Exercise directions
Filter the listing and keep only the lines with the word "бедра".
※
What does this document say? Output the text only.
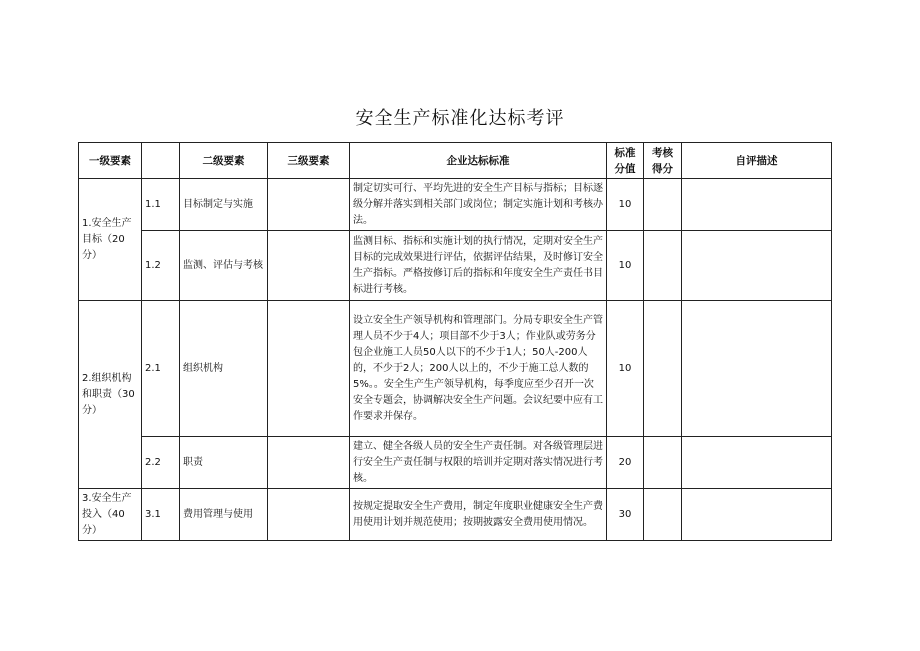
安全生产标准化达标考评
一级要素		二级要素	三级要素	企业达标标准	标准分值	考核得分	自评描述
1.安全生产目标（20分）	1.1	目标制定与实施		制定切实可行、平均先进的安全生产目标与指标；目标逐级分解并落实到相关部门或岗位；制定实施计划和考核办法。	10		
	1.2	监测、评估与考核		监测目标、指标和实施计划的执行情况，定期对安全生产目标的完成效果进行评估，依据评估结果，及时修订安全生产指标。严格按修订后的指标和年度安全生产责任书目标进行考核。	10		
2.组织机构和职责（30分）	2.1	组织机构		设立安全生产领导机构和管理部门。分局专职安全生产管理人员不少于4人；项目部不少于3人；作业队或劳务分包企业施工人员50人以下的不少于1人；50人-200人的，不少于2人；200人以上的，不少于施工总人数的5%。。安全生产生产领导机构，每季度应至少召开一次安全专题会，协调解决安全生产问题。会议纪要中应有工作要求并保存。	10		
	2.2	职责		建立、健全各级人员的安全生产责任制。对各级管理层进行安全生产责任制与权限的培训并定期对落实情况进行考核。	20		
3.安全生产投入（40分）	3.1	费用管理与使用		按规定提取安全生产费用，制定年度职业健康安全生产费用使用计划并规范使用；按期披露安全费用使用情况。	30		
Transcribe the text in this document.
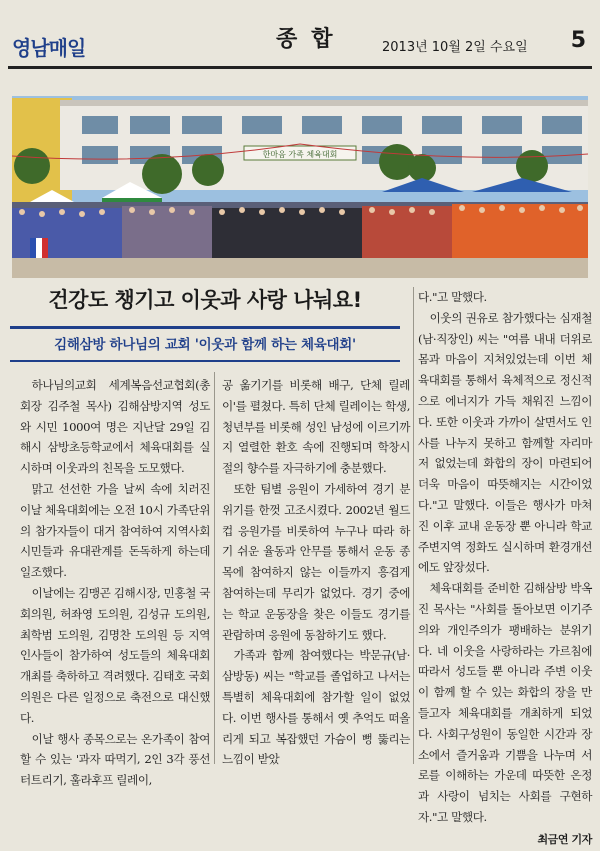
영남매일	종합	2013년 10월 2일 수요일 5
한마음 가족 체육대회
건강도 챙기고 이웃과 사랑 나눠요!
김해삼방 하나님의 교회 '이웃과 함께 하는 체육대회'

하나님의교회 세계복음선교협회(총회장 김주철 목사) 김해삼방지역 성도와 시민 1000여 명은 지난달 29일 김해시 삼방초등학교에서 체육대회를 실시하며 이웃과의 친목을 도모했다.

맑고 선선한 가을 날씨 속에 치러진 이날 체육대회에는 오전 10시 가족단위의 참가자들이 대거 참여하여 지역사회 시민들과 유대관계를 돈독하게 하는데 일조했다.

이날에는 김맹곤 김해시장, 민홍철 국회의원, 허좌영 도의원, 김성규 도의원, 최학범 도의원, 김명찬 도의원 등 지역 인사들이 참가하여 성도들의 체육대회 개최를 축하하고 격려했다. 김태호 국회의원은 다른 일정으로 축전으로 대신했다.

이날 행사 종목으로는 온가족이 참여할 수 있는 '과자 따먹기, 2인 3각 풍선 터트리기, 훌라후프 릴레이,

공 옮기기를 비롯해 배구, 단체 릴레이'를 펼쳤다. 특히 단체 릴레이는 학생, 청년부를 비롯해 성인 남성에 이르기까지 열렬한 환호 속에 진행되며 학창시절의 향수를 자극하기에 충분했다.

또한 팀별 응원이 가세하여 경기 분위기를 한껏 고조시켰다. 2002년 월드컵 응원가를 비롯하여 누구나 따라 하기 쉬운 율동과 안무를 통해서 운동 종목에 참여하지 않는 이들까지 흥겹게 참여하는데 무리가 없었다. 경기 중에는 학교 운동장을 찾은 이들도 경기를 관람하며 응원에 동참하기도 했다.

가족과 함께 참여했다는 박문규(남·삼방동) 씨는 "학교를 졸업하고 나서는 특별히 체육대회에 참가할 일이 없었다. 이번 행사를 통해서 옛 추억도 떠올리게 되고 복잡했던 가슴이 뻥 뚫리는 느낌이 받았

다."고 말했다.

이웃의 권유로 참가했다는 심재철(남·직장인) 씨는 "여름 내내 더위로 몸과 마음이 지쳐있었는데 이번 체육대회를 통해서 육체적으로 정신적으로 에너지가 가득 채워진 느낌이다. 또한 이웃과 가까이 살면서도 인사를 나누지 못하고 함께할 자리마저 없었는데 화합의 장이 마련되어 더욱 마음이 따뜻해지는 시간이었다."고 말했다. 이들은 행사가 마쳐진 이후 교내 운동장 뿐 아니라 학교주변지역 정화도 실시하며 환경개선에도 앞장섰다.

체육대회를 준비한 김해삼방 박옥진 목사는 "사회를 돌아보면 이기주의와 개인주의가 팽배하는 분위기다. 네 이웃을 사랑하라는 가르침에 따라서 성도들 뿐 아니라 주변 이웃이 함께 할 수 있는 화합의 장을 만들고자 체육대회를 개최하게 되었다. 사회구성원이 동일한 시간과 장소에서 즐거움과 기쁨을 나누며 서로를 이해하는 가운데 따뜻한 온정과 사랑이 넘치는 사회를 구현하자."고 말했다.

최금연 기자
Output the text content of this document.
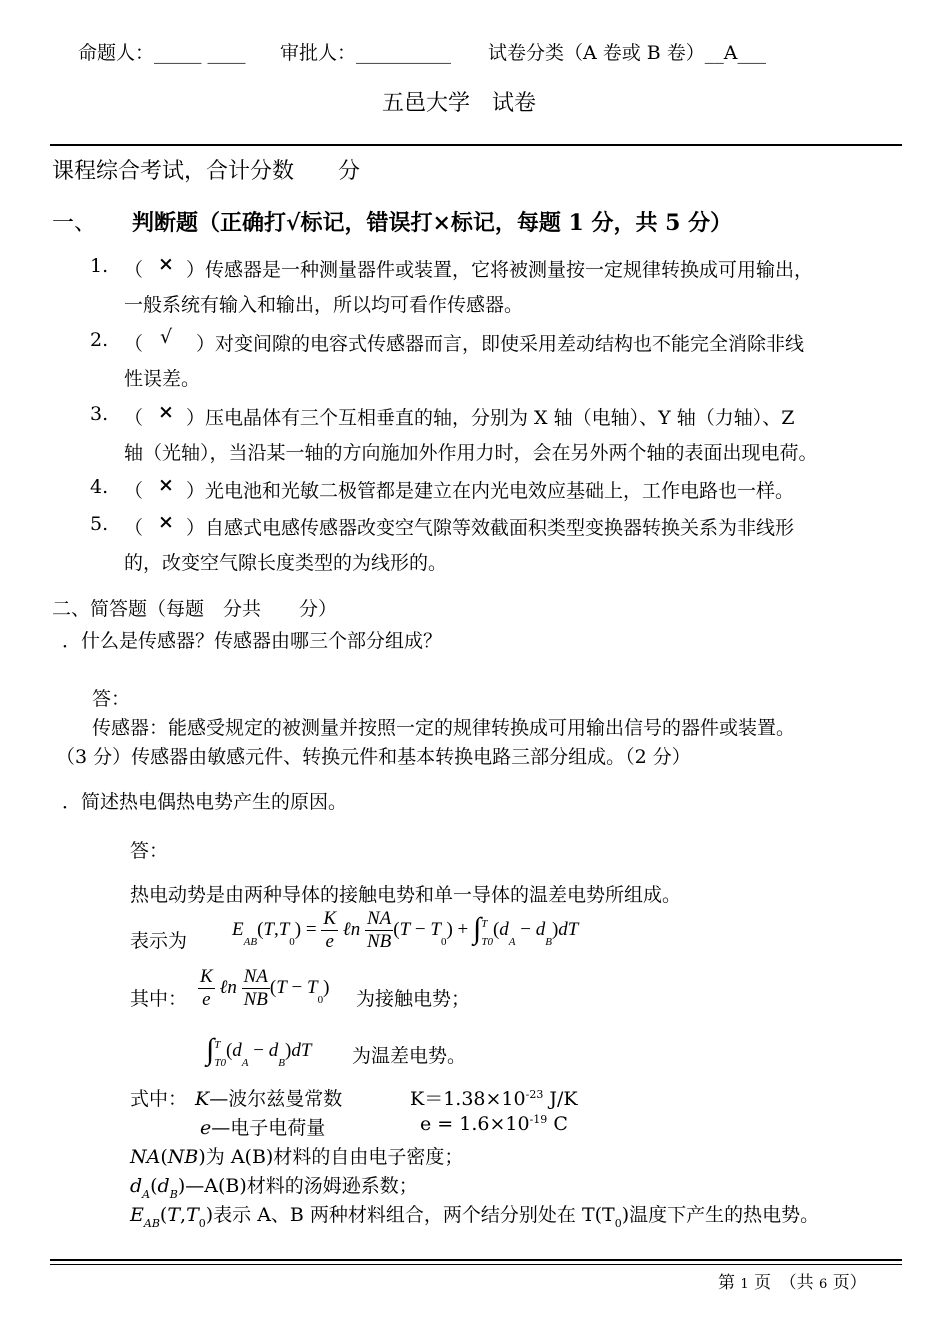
命题人：_____ ____ 审批人：__________ 试卷分类（A 卷或 B 卷）__A___
五邑大学　试卷
课程综合考试，合计分数　　分
一、 判断题（正确打√标记，错误打×标记，每题 1 分，共 5 分）
1. （ × ）传感器是一种测量器件或装置，它将被测量按一定规律转换成可用输出，
一般系统有输入和输出，所以均可看作传感器。
2. （ √ ）对变间隙的电容式传感器而言，即使采用差动结构也不能完全消除非线
性误差。
3. （ × ）压电晶体有三个互相垂直的轴，分别为 X 轴（电轴）、Y 轴（力轴）、Z
轴（光轴），当沿某一轴的方向施加外作用力时，会在另外两个轴的表面出现电荷。
4. （ × ）光电池和光敏二极管都是建立在内光电效应基础上，工作电路也一样。
5. （ × ）自感式电感传感器改变空气隙等效截面积类型变换器转换关系为非线形
的，改变空气隙长度类型的为线形的。
二、简答题（每题　分共　　分）
．什么是传感器？传感器由哪三个部分组成？
答：
传感器：能感受规定的被测量并按照一定的规律转换成可用输出信号的器件或装置。
（3 分）传感器由敏感元件、转换元件和基本转换电路三部分组成。（2 分）
．简述热电偶热电势产生的原因。
答：
热电动势是由两种导体的接触电势和单一导体的温差电势所组成。
表示为
$E_{AB}(T,T_0) = \frac{K}{e}$ ℓn $\frac{NA}{NB} (T - T_0) + \int^T_{T0}(d_A - d_B)dT$
其中： $\frac{K}{e}$ ℓn $\frac{NA}{NB} (T - T_0)$
为接触电势；
$\int^T_{T0}(d_A - d_B)dT$ 为温差电势。
式中： K—波尔兹曼常数	$K=1.38\times 10^{-23}$ J/K
e—电子电荷量	$e = 1.6\times 10^{-19}$ C
NA(NB)为 A(B)材料的自由电子密度；
$d_A(d_B)—A(B)$材料的汤姆逊系数；
$E_{AB}(T,T_0)$表示 A、B 两种材料组合，两个结分别处在 $T(T_0)$温度下产生的热电势。
第 1 页　（共 6 页）
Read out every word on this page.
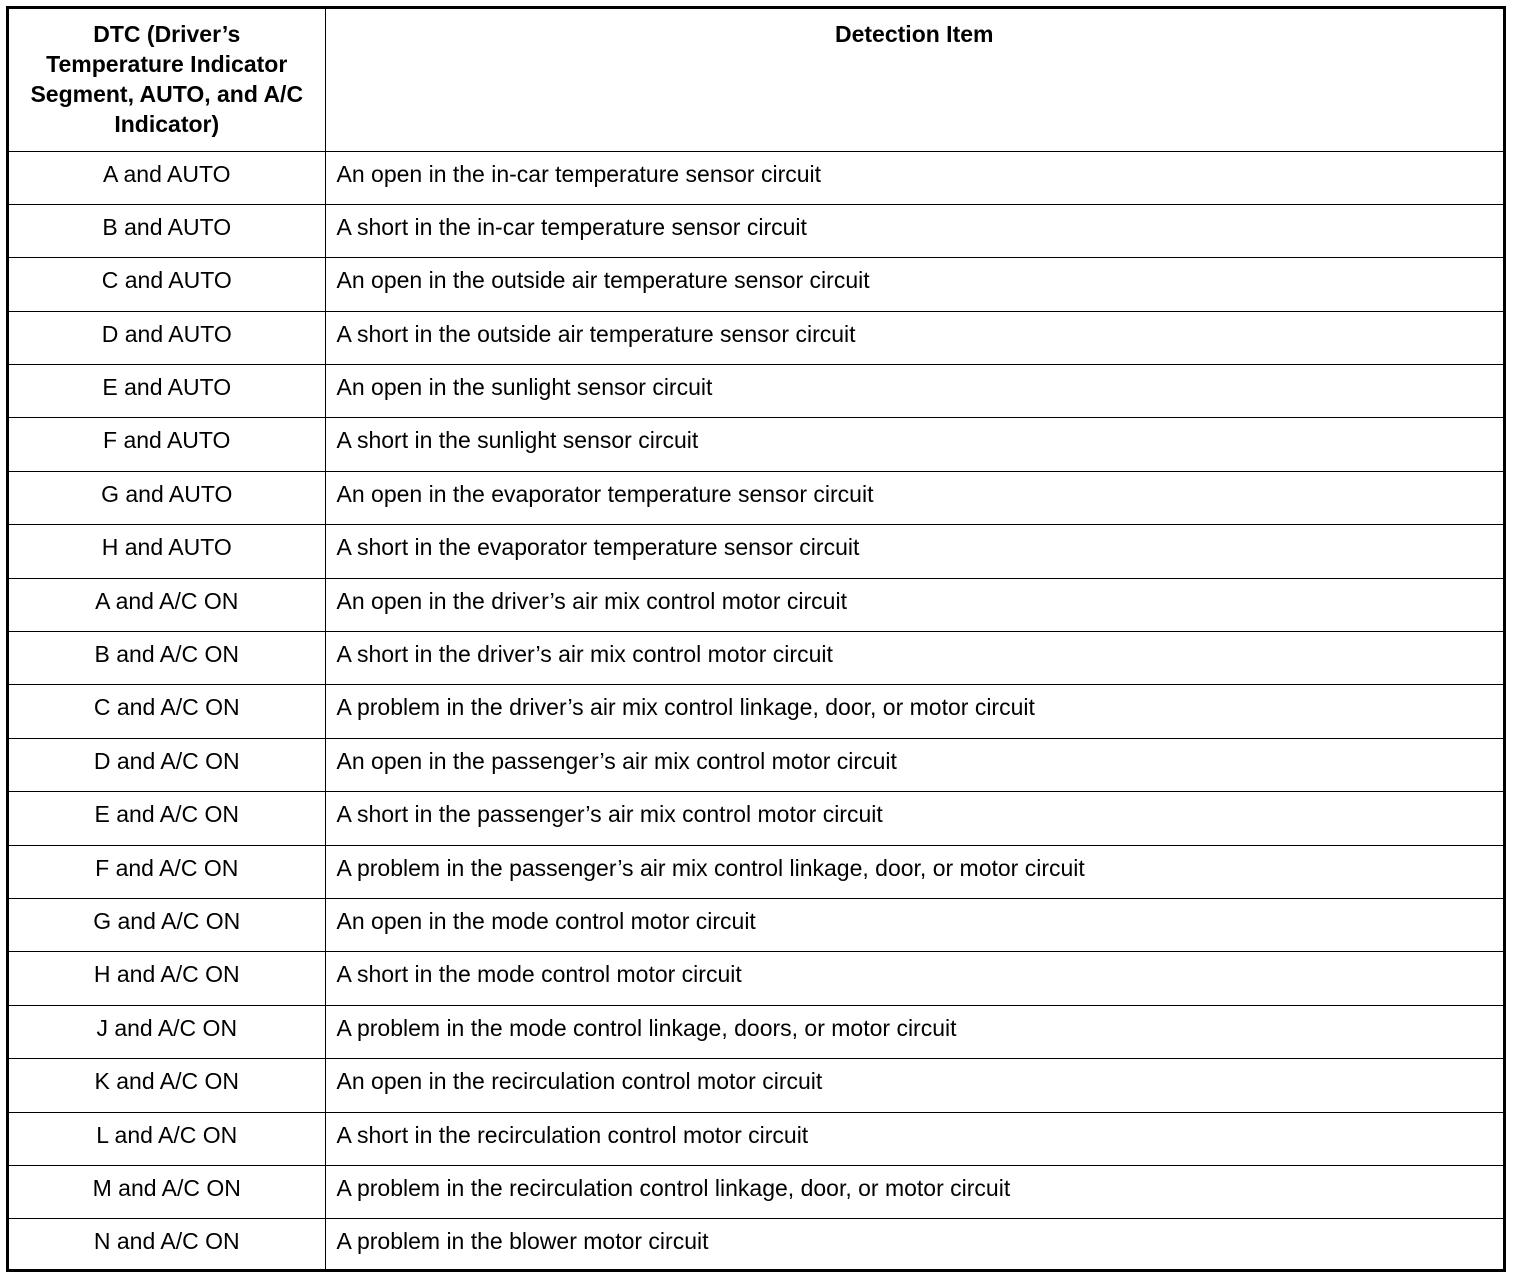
DTC (Driver’s Temperature Indicator Segment, AUTO, and A/C Indicator)	Detection Item
A and AUTO	An open in the in-car temperature sensor circuit
B and AUTO	A short in the in-car temperature sensor circuit
C and AUTO	An open in the outside air temperature sensor circuit
D and AUTO	A short in the outside air temperature sensor circuit
E and AUTO	An open in the sunlight sensor circuit
F and AUTO	A short in the sunlight sensor circuit
G and AUTO	An open in the evaporator temperature sensor circuit
H and AUTO	A short in the evaporator temperature sensor circuit
A and A/C ON	An open in the driver’s air mix control motor circuit
B and A/C ON	A short in the driver’s air mix control motor circuit
C and A/C ON	A problem in the driver’s air mix control linkage, door, or motor circuit
D and A/C ON	An open in the passenger’s air mix control motor circuit
E and A/C ON	A short in the passenger’s air mix control motor circuit
F and A/C ON	A problem in the passenger’s air mix control linkage, door, or motor circuit
G and A/C ON	An open in the mode control motor circuit
H and A/C ON	A short in the mode control motor circuit
J and A/C ON	A problem in the mode control linkage, doors, or motor circuit
K and A/C ON	An open in the recirculation control motor circuit
L and A/C ON	A short in the recirculation control motor circuit
M and A/C ON	A problem in the recirculation control linkage, door, or motor circuit
N and A/C ON	A problem in the blower motor circuit
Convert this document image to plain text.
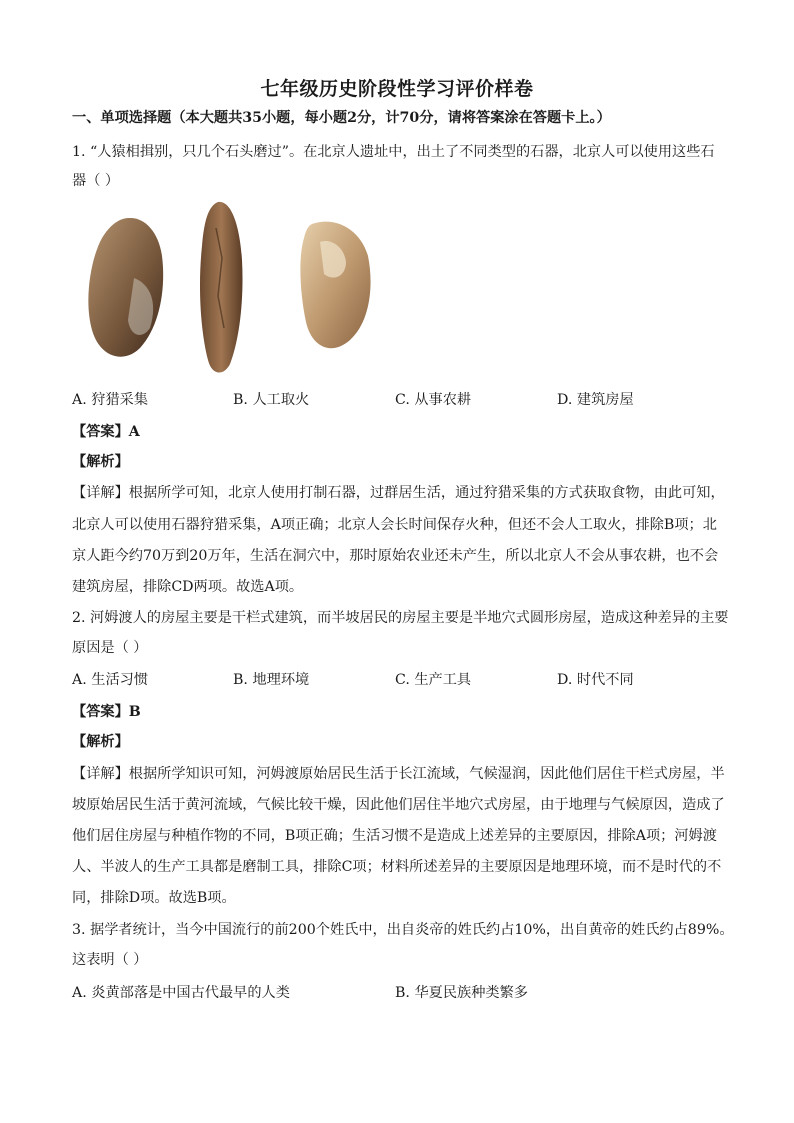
七年级历史阶段性学习评价样卷
一、单项选择题（本大题共35小题，每小题2分，计70分，请将答案涂在答题卡上。）
1. “人猿相揖别，只几个石头磨过”。在北京人遗址中，出土了不同类型的石器，北京人可以使用这些石
器（ ）
A. 狩猎采集	B. 人工取火	C. 从事农耕	D. 建筑房屋
【答案】A
【解析】
【详解】根据所学可知，北京人使用打制石器，过群居生活，通过狩猎采集的方式获取食物，由此可知，
北京人可以使用石器狩猎采集，A项正确；北京人会长时间保存火种，但还不会人工取火，排除B项；北
京人距今约70万到20万年，生活在洞穴中，那时原始农业还未产生，所以北京人不会从事农耕，也不会
建筑房屋，排除CD两项。故选A项。
2. 河姆渡人的房屋主要是干栏式建筑，而半坡居民的房屋主要是半地穴式圆形房屋，造成这种差异的主要
原因是（ ）
A. 生活习惯	B. 地理环境	C. 生产工具	D. 时代不同
【答案】B
【解析】
【详解】根据所学知识可知，河姆渡原始居民生活于长江流域，气候湿润，因此他们居住干栏式房屋，半
坡原始居民生活于黄河流域，气候比较干燥，因此他们居住半地穴式房屋，由于地理与气候原因，造成了
他们居住房屋与种植作物的不同，B项正确；生活习惯不是造成上述差异的主要原因，排除A项；河姆渡
人、半波人的生产工具都是磨制工具，排除C项；材料所述差异的主要原因是地理环境，而不是时代的不
同，排除D项。故选B项。
3. 据学者统计，当今中国流行的前200个姓氏中，出自炎帝的姓氏约占10%，出自黄帝的姓氏约占89%。
这表明（ ）
A. 炎黄部落是中国古代最早的人类	B. 华夏民族种类繁多
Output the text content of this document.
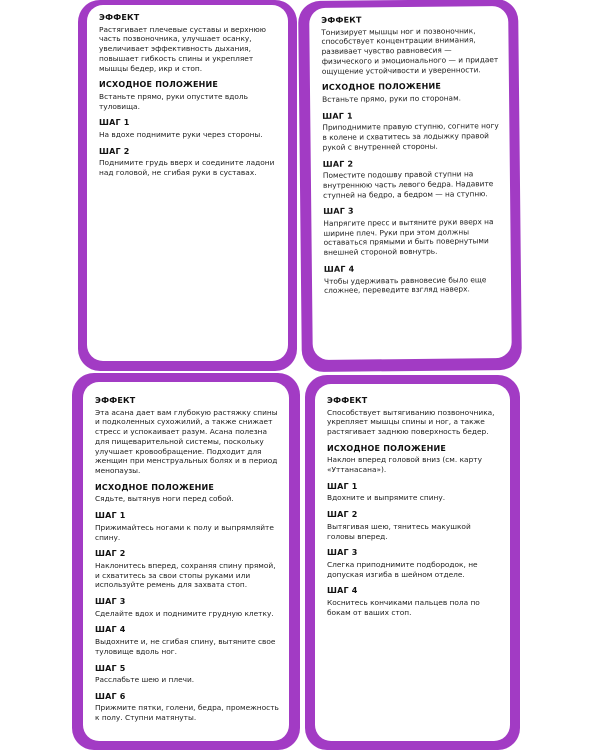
ЭФФЕКТ
Растягивает плечевые суставы и верхнюю часть позвоночника, улучшает осанку, увеличивает эффективность дыхания, повышает гибкость спины и укрепляет мышцы бедер, икр и стоп.
ИСХОДНОЕ ПОЛОЖЕНИЕ
Встаньте прямо, руки опустите вдоль туловища.
ШАГ 1
На вдохе поднимите руки через стороны.
ШАГ 2
Поднимите грудь вверх и соедините ладони над головой, не сгибая руки в суставах.
ЭФФЕКТ
Тонизирует мышцы ног и позвоночник, способствует концентрации внимания, развивает чувство равновесия — физического и эмоционального — и придает ощущение устойчивости и уверенности.
ИСХОДНОЕ ПОЛОЖЕНИЕ
Встаньте прямо, руки по сторонам.
ШАГ 1
Приподнимите правую ступню, согните ногу в колене и схватитесь за лодыжку правой рукой с внутренней стороны.
ШАГ 2
Поместите подошву правой ступни на внутреннюю часть левого бедра. Надавите ступней на бедро, а бедром — на ступню.
ШАГ 3
Напрягите пресс и вытяните руки вверх на ширине плеч. Руки при этом должны оставаться прямыми и быть повернутыми внешней стороной вовнутрь.
ШАГ 4
Чтобы удерживать равновесие было еще сложнее, переведите взгляд наверх.
ЭФФЕКТ
Эта асана дает вам глубокую растяжку спины и подколенных сухожилий, а также снижает стресс и успокаивает разум. Асана полезна для пищеварительной системы, поскольку улучшает кровообращение. Подходит для женщин при менструальных болях и в период менопаузы.
ИСХОДНОЕ ПОЛОЖЕНИЕ
Сядьте, вытянув ноги перед собой.
ШАГ 1
Прижимайтесь ногами к полу и выпрямляйте спину.
ШАГ 2
Наклонитесь вперед, сохраняя спину прямой, и схватитесь за свои стопы руками или используйте ремень для захвата стоп.
ШАГ 3
Сделайте вдох и поднимите грудную клетку.
ШАГ 4
Выдохните и, не сгибая спину, вытяните свое туловище вдоль ног.
ШАГ 5
Расслабьте шею и плечи.
ШАГ 6
Прижмите пятки, голени, бедра, промежность к полу. Ступни матянуты.
ЭФФЕКТ
Способствует вытягиванию позвоночника, укрепляет мышцы спины и ног, а также растягивает заднюю поверхность бедер.
ИСХОДНОЕ ПОЛОЖЕНИЕ
Наклон вперед головой вниз (см. карту «Уттанасана»).
ШАГ 1
Вдохните и выпрямите спину.
ШАГ 2
Вытягивая шею, тянитесь макушкой головы вперед.
ШАГ 3
Слегка приподнимите подбородок, не допуская изгиба в шейном отделе.
ШАГ 4
Коснитесь кончиками пальцев пола по бокам от ваших стоп.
※
Solution to this exercise
Поместите подошву правой ступни на внутреннюю часть левого бедра. Надавите ступней на бедро, а бедром — на ступню.
Прижмите пятки, голени, бедра, промежность к полу. Ступни матянуты.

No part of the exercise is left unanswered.